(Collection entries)

**********

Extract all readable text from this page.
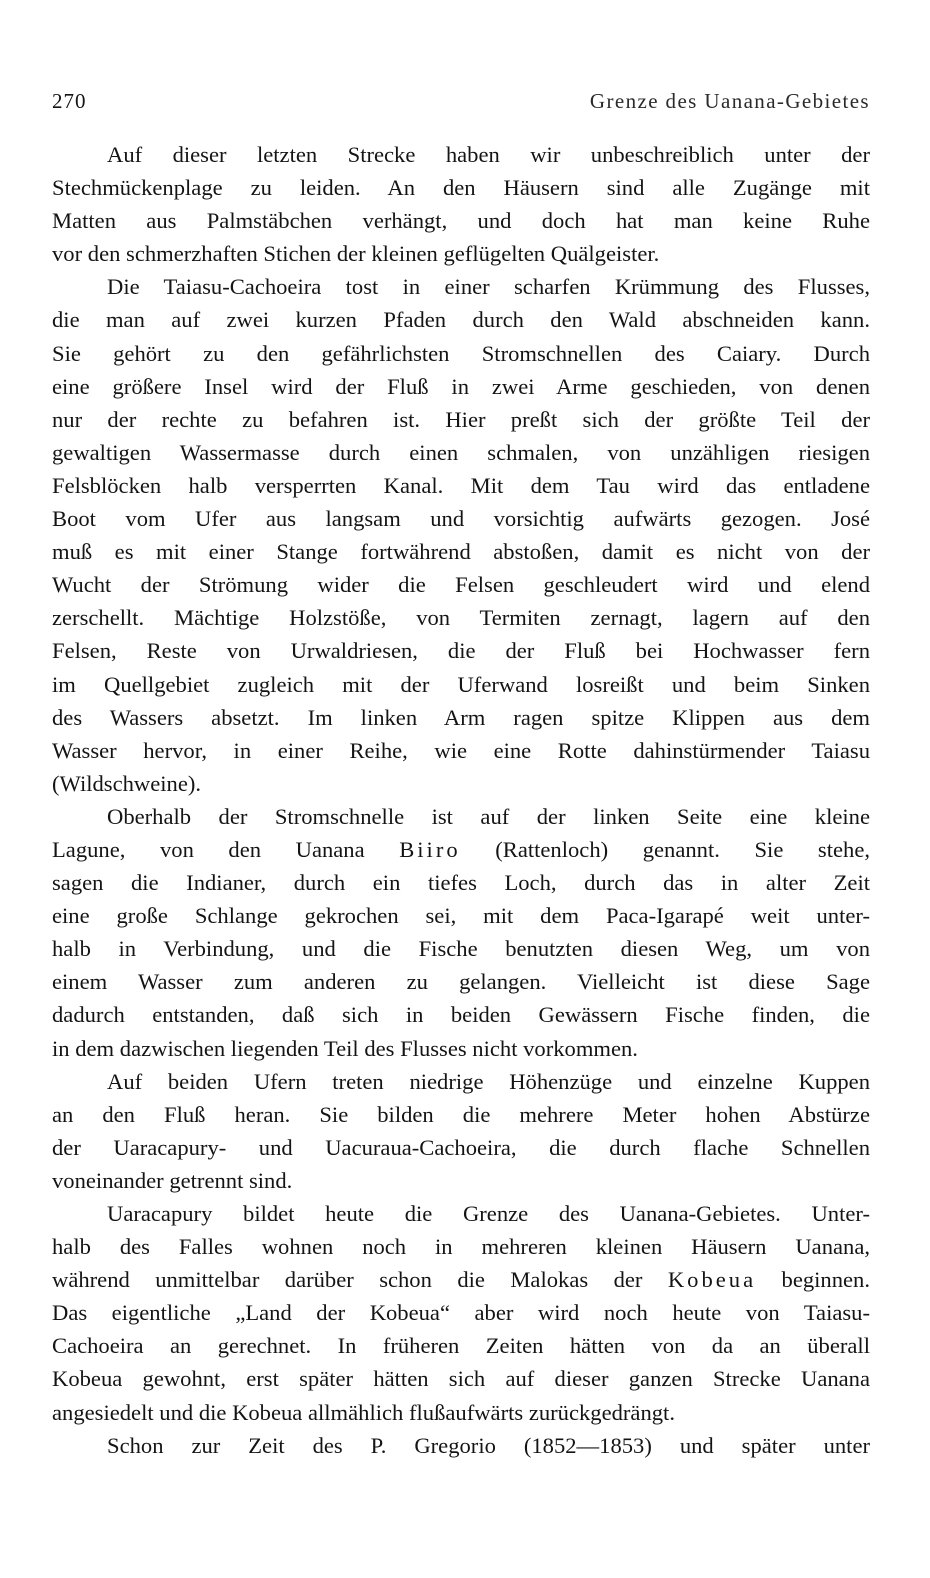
270	Grenze des Uanana-Gebietes
Auf dieser letzten Strecke haben wir unbeschreiblich unter der
Stechmückenplage zu leiden. An den Häusern sind alle Zugänge mit
Matten aus Palmstäbchen verhängt, und doch hat man keine Ruhe
vor den schmerzhaften Stichen der kleinen geflügelten Quälgeister.
Die Taiasu-Cachoeira tost in einer scharfen Krümmung des Flusses,
die man auf zwei kurzen Pfaden durch den Wald abschneiden kann.
Sie gehört zu den gefährlichsten Stromschnellen des Caiary. Durch
eine größere Insel wird der Fluß in zwei Arme geschieden, von denen
nur der rechte zu befahren ist. Hier preßt sich der größte Teil der
gewaltigen Wassermasse durch einen schmalen, von unzähligen riesigen
Felsblöcken halb versperrten Kanal. Mit dem Tau wird das entladene
Boot vom Ufer aus langsam und vorsichtig aufwärts gezogen. José
muß es mit einer Stange fortwährend abstoßen, damit es nicht von der
Wucht der Strömung wider die Felsen geschleudert wird und elend
zerschellt. Mächtige Holzstöße, von Termiten zernagt, lagern auf den
Felsen, Reste von Urwaldriesen, die der Fluß bei Hochwasser fern
im Quellgebiet zugleich mit der Uferwand losreißt und beim Sinken
des Wassers absetzt. Im linken Arm ragen spitze Klippen aus dem
Wasser hervor, in einer Reihe, wie eine Rotte dahinstürmender Taiasu
(Wildschweine).
Oberhalb der Stromschnelle ist auf der linken Seite eine kleine
Lagune, von den Uanana Biiro (Rattenloch) genannt. Sie stehe,
sagen die Indianer, durch ein tiefes Loch, durch das in alter Zeit
eine große Schlange gekrochen sei, mit dem Paca-Igarapé weit unter-
halb in Verbindung, und die Fische benutzten diesen Weg, um von
einem Wasser zum anderen zu gelangen. Vielleicht ist diese Sage
dadurch entstanden, daß sich in beiden Gewässern Fische finden, die
in dem dazwischen liegenden Teil des Flusses nicht vorkommen.
Auf beiden Ufern treten niedrige Höhenzüge und einzelne Kuppen
an den Fluß heran. Sie bilden die mehrere Meter hohen Abstürze
der Uaracapury- und Uacuraua-Cachoeira, die durch flache Schnellen
voneinander getrennt sind.
Uaracapury bildet heute die Grenze des Uanana-Gebietes. Unter-
halb des Falles wohnen noch in mehreren kleinen Häusern Uanana,
während unmittelbar darüber schon die Malokas der Kobeua beginnen.
Das eigentliche „Land der Kobeua“ aber wird noch heute von Taiasu-
Cachoeira an gerechnet. In früheren Zeiten hätten von da an überall
Kobeua gewohnt, erst später hätten sich auf dieser ganzen Strecke Uanana
angesiedelt und die Kobeua allmählich flußaufwärts zurückgedrängt.
Schon zur Zeit des P. Gregorio (1852—1853) und später unter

**********

Set down the records in full and exactly. Do not carry over any image.

Extract all readable text from this page.
270	Grenze des Uanana-Gebietes
Auf dieser letzten Strecke haben wir unbeschreiblich unter der
Stechmückenplage zu leiden. An den Häusern sind alle Zugänge mit
Matten aus Palmstäbchen verhängt, und doch hat man keine Ruhe
vor den schmerzhaften Stichen der kleinen geflügelten Quälgeister.
Die Taiasu-Cachoeira tost in einer scharfen Krümmung des Flusses,
die man auf zwei kurzen Pfaden durch den Wald abschneiden kann.
Sie gehört zu den gefährlichsten Stromschnellen des Caiary. Durch
eine größere Insel wird der Fluß in zwei Arme geschieden, von denen
nur der rechte zu befahren ist. Hier preßt sich der größte Teil der
gewaltigen Wassermasse durch einen schmalen, von unzähligen riesigen
Felsblöcken halb versperrten Kanal. Mit dem Tau wird das entladene
Boot vom Ufer aus langsam und vorsichtig aufwärts gezogen. José
muß es mit einer Stange fortwährend abstoßen, damit es nicht von der
Wucht der Strömung wider die Felsen geschleudert wird und elend
zerschellt. Mächtige Holzstöße, von Termiten zernagt, lagern auf den
Felsen, Reste von Urwaldriesen, die der Fluß bei Hochwasser fern
im Quellgebiet zugleich mit der Uferwand losreißt und beim Sinken
des Wassers absetzt. Im linken Arm ragen spitze Klippen aus dem
Wasser hervor, in einer Reihe, wie eine Rotte dahinstürmender Taiasu
(Wildschweine).
Oberhalb der Stromschnelle ist auf der linken Seite eine kleine
Lagune, von den Uanana Biiro (Rattenloch) genannt. Sie stehe,
sagen die Indianer, durch ein tiefes Loch, durch das in alter Zeit
eine große Schlange gekrochen sei, mit dem Paca-Igarapé weit unter-
halb in Verbindung, und die Fische benutzten diesen Weg, um von
einem Wasser zum anderen zu gelangen. Vielleicht ist diese Sage
dadurch entstanden, daß sich in beiden Gewässern Fische finden, die
in dem dazwischen liegenden Teil des Flusses nicht vorkommen.
Auf beiden Ufern treten niedrige Höhenzüge und einzelne Kuppen
an den Fluß heran. Sie bilden die mehrere Meter hohen Abstürze
der Uaracapury- und Uacuraua-Cachoeira, die durch flache Schnellen
voneinander getrennt sind.
Uaracapury bildet heute die Grenze des Uanana-Gebietes. Unter-
halb des Falles wohnen noch in mehreren kleinen Häusern Uanana,
während unmittelbar darüber schon die Malokas der Kobeua beginnen.
Das eigentliche „Land der Kobeua“ aber wird noch heute von Taiasu-
Cachoeira an gerechnet. In früheren Zeiten hätten von da an überall
Kobeua gewohnt, erst später hätten sich auf dieser ganzen Strecke Uanana
angesiedelt und die Kobeua allmählich flußaufwärts zurückgedrängt.
Schon zur Zeit des P. Gregorio (1852—1853) und später unter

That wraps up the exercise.